-- Task to complete --
Return the records word for word. Any pictures in them are not part of the copy.
::: Records for this task
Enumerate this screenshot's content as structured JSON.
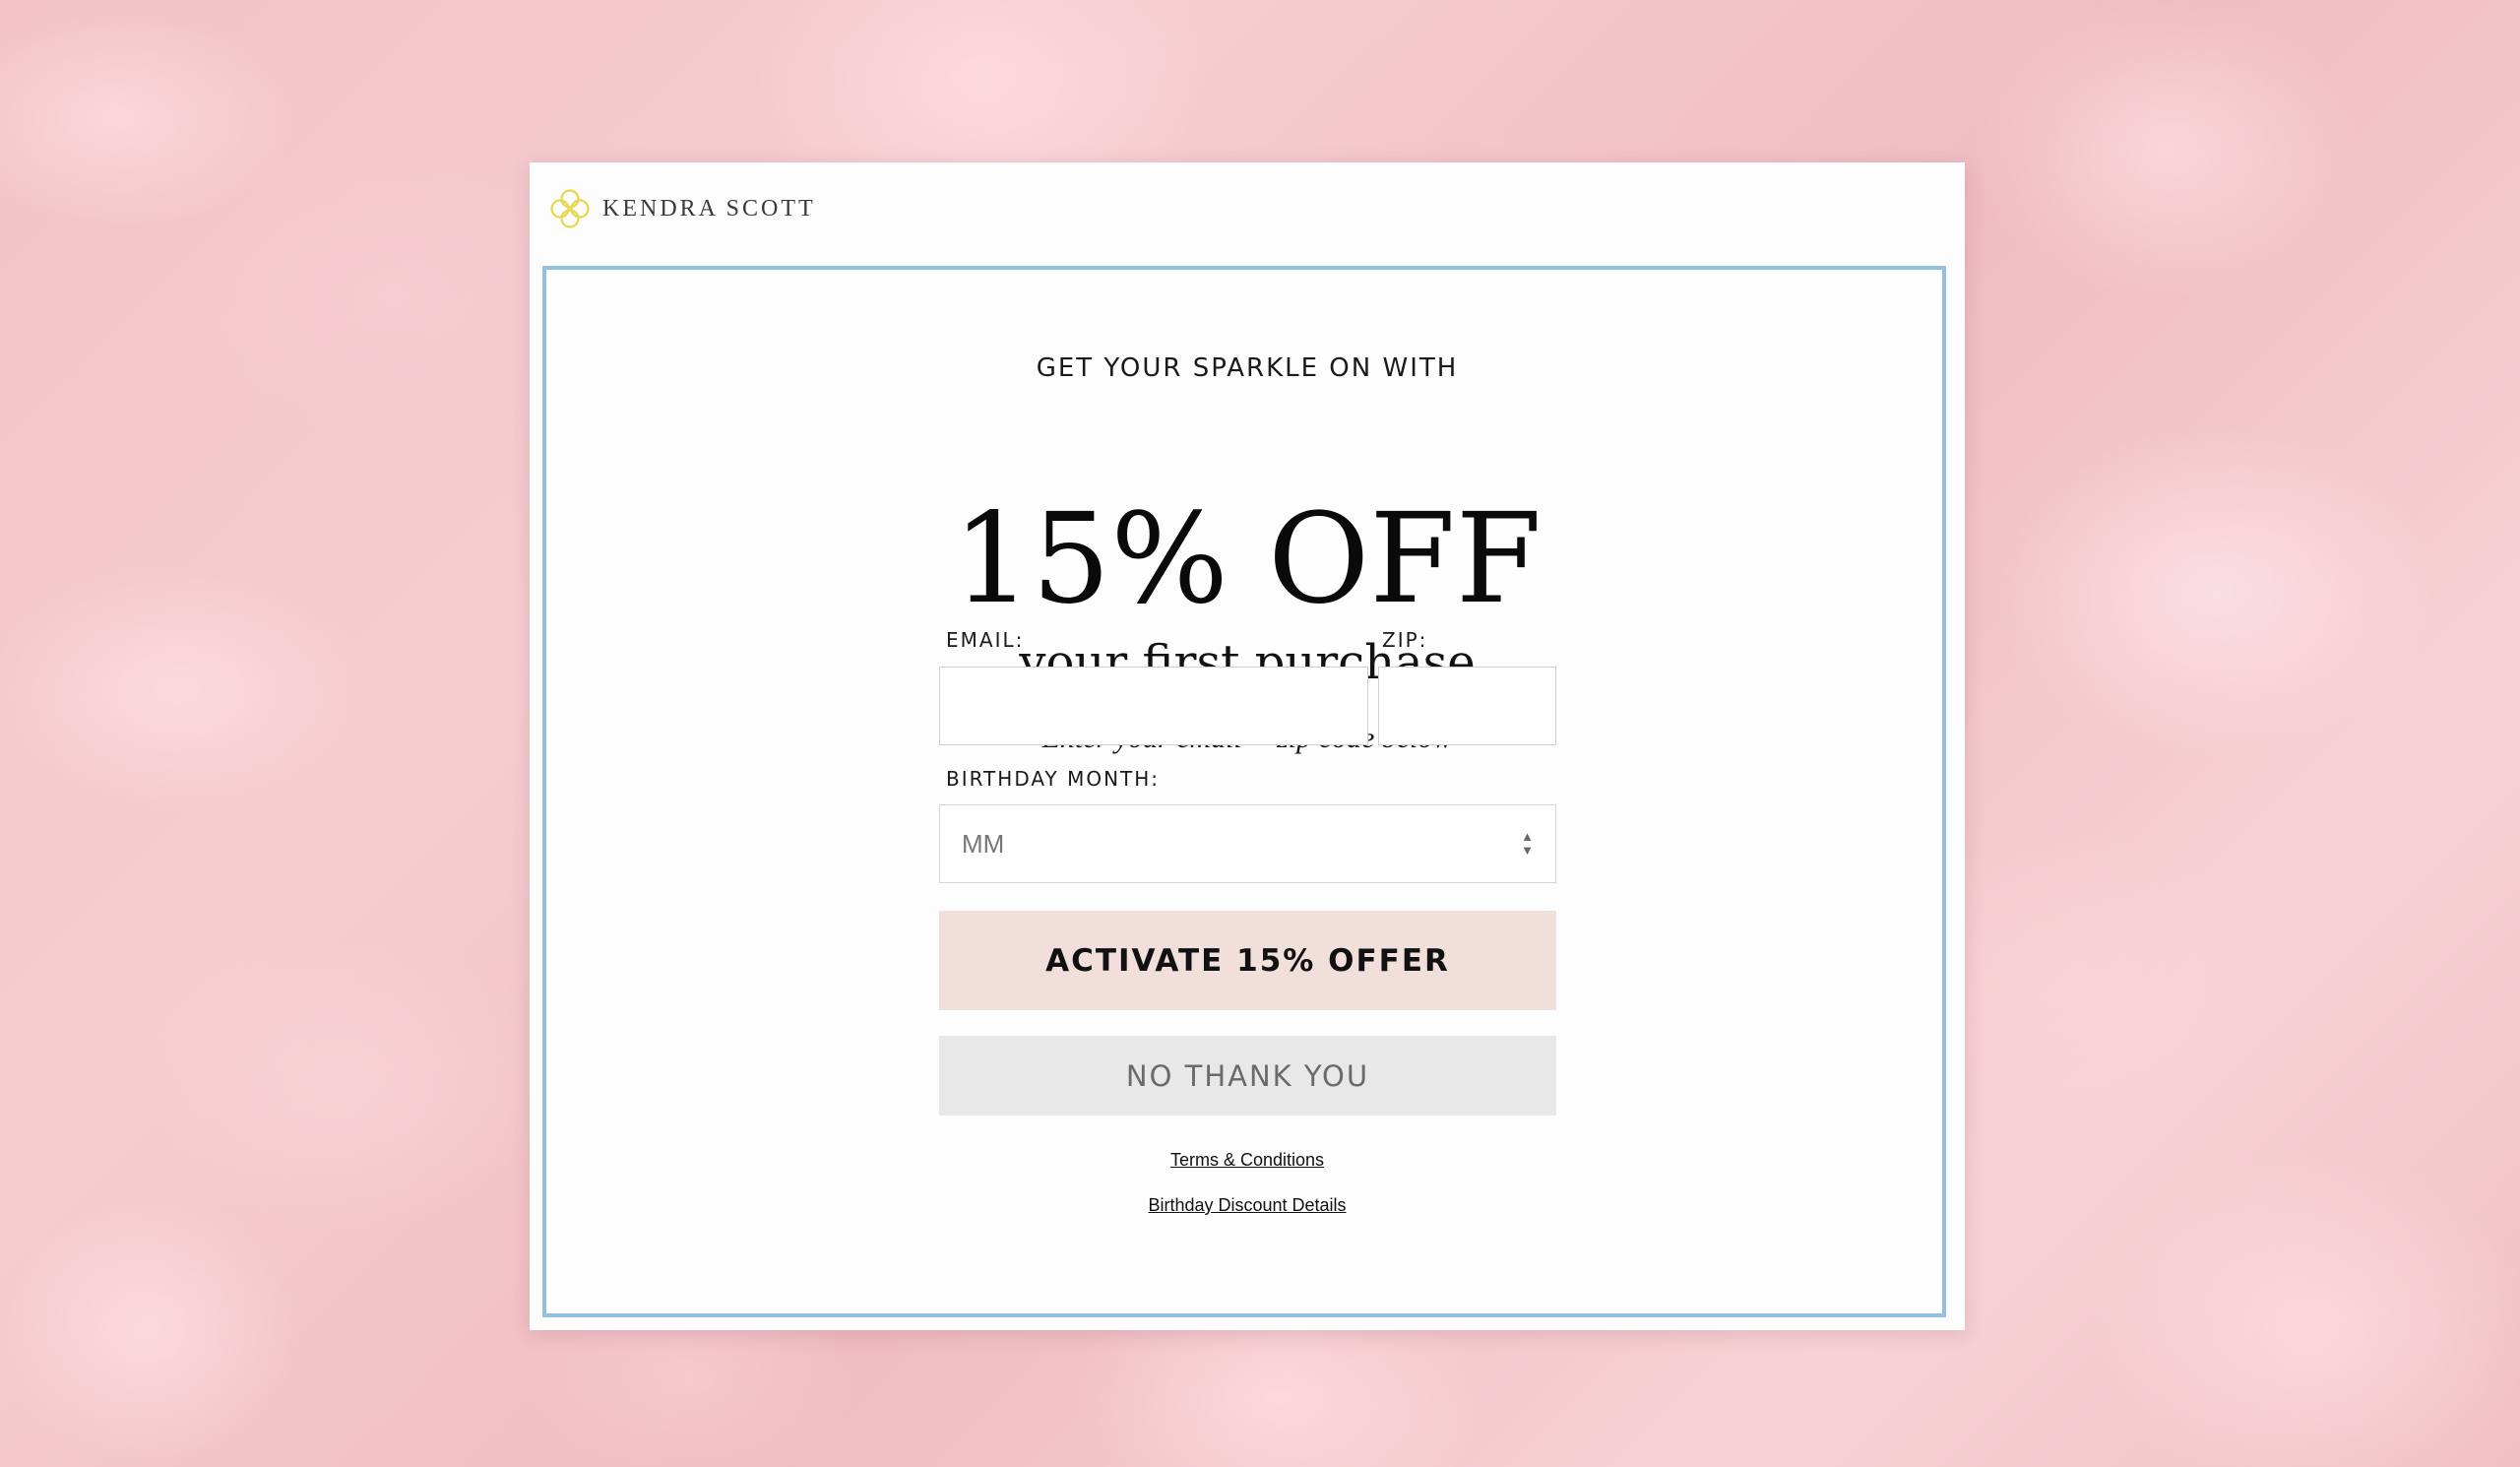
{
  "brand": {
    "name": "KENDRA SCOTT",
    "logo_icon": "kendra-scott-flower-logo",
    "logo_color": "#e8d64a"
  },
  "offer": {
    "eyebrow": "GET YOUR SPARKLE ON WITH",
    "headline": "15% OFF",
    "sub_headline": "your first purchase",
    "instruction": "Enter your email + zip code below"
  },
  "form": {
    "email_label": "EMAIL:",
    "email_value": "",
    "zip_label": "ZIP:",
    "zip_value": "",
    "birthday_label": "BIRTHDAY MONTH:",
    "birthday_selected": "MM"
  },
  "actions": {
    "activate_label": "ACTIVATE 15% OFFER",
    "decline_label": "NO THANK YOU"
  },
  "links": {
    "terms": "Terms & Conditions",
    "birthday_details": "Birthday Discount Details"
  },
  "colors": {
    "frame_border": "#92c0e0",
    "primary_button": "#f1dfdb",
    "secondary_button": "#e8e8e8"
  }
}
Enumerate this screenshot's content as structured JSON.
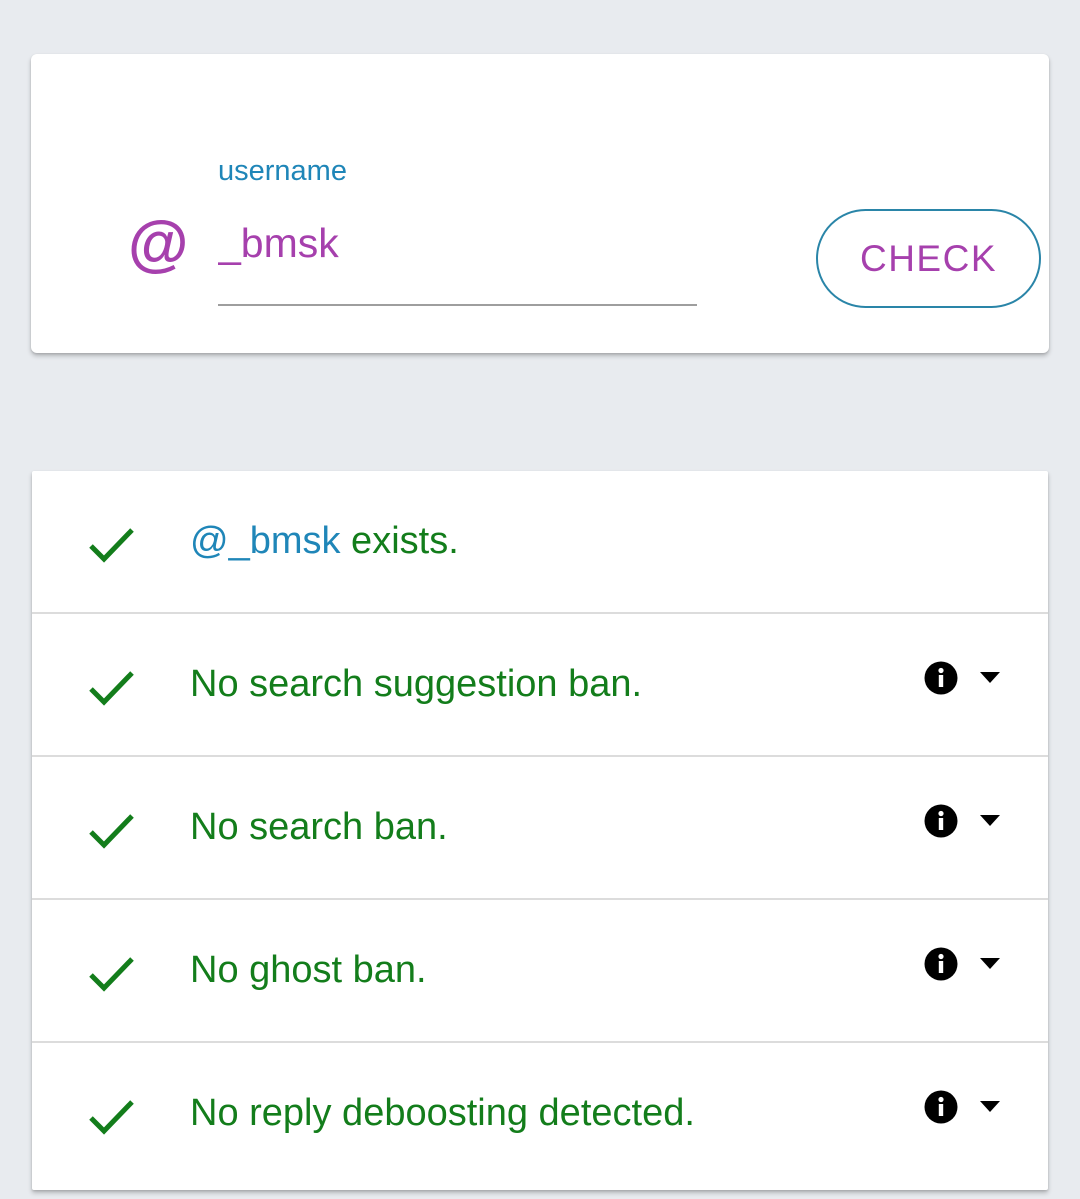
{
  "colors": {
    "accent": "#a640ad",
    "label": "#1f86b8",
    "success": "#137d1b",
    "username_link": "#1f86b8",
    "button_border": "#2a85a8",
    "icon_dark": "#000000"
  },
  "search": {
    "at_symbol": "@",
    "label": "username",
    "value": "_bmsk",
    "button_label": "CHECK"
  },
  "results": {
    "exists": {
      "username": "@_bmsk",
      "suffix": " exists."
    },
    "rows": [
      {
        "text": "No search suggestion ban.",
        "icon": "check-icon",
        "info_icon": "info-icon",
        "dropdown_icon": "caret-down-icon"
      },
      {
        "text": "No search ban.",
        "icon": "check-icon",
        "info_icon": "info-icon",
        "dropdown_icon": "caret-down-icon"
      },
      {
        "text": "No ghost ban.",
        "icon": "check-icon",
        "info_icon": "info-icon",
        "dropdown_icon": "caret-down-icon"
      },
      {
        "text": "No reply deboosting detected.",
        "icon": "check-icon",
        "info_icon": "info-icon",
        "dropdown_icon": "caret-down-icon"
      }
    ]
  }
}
::::::
-- Complete response --
Enumerate this screenshot's content as structured JSON.
{
  "brand": {
    "name": "KENDRA SCOTT",
    "logo_icon": "kendra-scott-flower-logo",
    "logo_color": "#e8d64a"
  },
  "offer": {
    "eyebrow": "GET YOUR SPARKLE ON WITH",
    "headline": "15% OFF",
    "sub_headline": "your first purchase",
    "instruction": "Enter your email + zip code below"
  },
  "form": {
    "email_label": "EMAIL:",
    "email_value": "",
    "zip_label": "ZIP:",
    "zip_value": "",
    "birthday_label": "BIRTHDAY MONTH:",
    "birthday_selected": "MM"
  },
  "actions": {
    "activate_label": "ACTIVATE 15% OFFER",
    "decline_label": "NO THANK YOU"
  },
  "links": {
    "terms": "Terms & Conditions",
    "birthday_details": "Birthday Discount Details"
  },
  "colors": {
    "frame_border": "#92c0e0",
    "primary_button": "#f1dfdb",
    "secondary_button": "#e8e8e8"
  }
}
Enumerate this screenshot's content as structured JSON.
{
  "colors": {
    "accent": "#a640ad",
    "label": "#1f86b8",
    "success": "#137d1b",
    "username_link": "#1f86b8",
    "button_border": "#2a85a8",
    "icon_dark": "#000000"
  },
  "search": {
    "at_symbol": "@",
    "label": "username",
    "value": "_bmsk",
    "button_label": "CHECK"
  },
  "results": {
    "exists": {
      "username": "@_bmsk",
      "suffix": " exists."
    },
    "rows": [
      {
        "text": "No search suggestion ban.",
        "icon": "check-icon",
        "info_icon": "info-icon",
        "dropdown_icon": "caret-down-icon"
      },
      {
        "text": "No search ban.",
        "icon": "check-icon",
        "info_icon": "info-icon",
        "dropdown_icon": "caret-down-icon"
      },
      {
        "text": "No ghost ban.",
        "icon": "check-icon",
        "info_icon": "info-icon",
        "dropdown_icon": "caret-down-icon"
      },
      {
        "text": "No reply deboosting detected.",
        "icon": "check-icon",
        "info_icon": "info-icon",
        "dropdown_icon": "caret-down-icon"
      }
    ]
  }
}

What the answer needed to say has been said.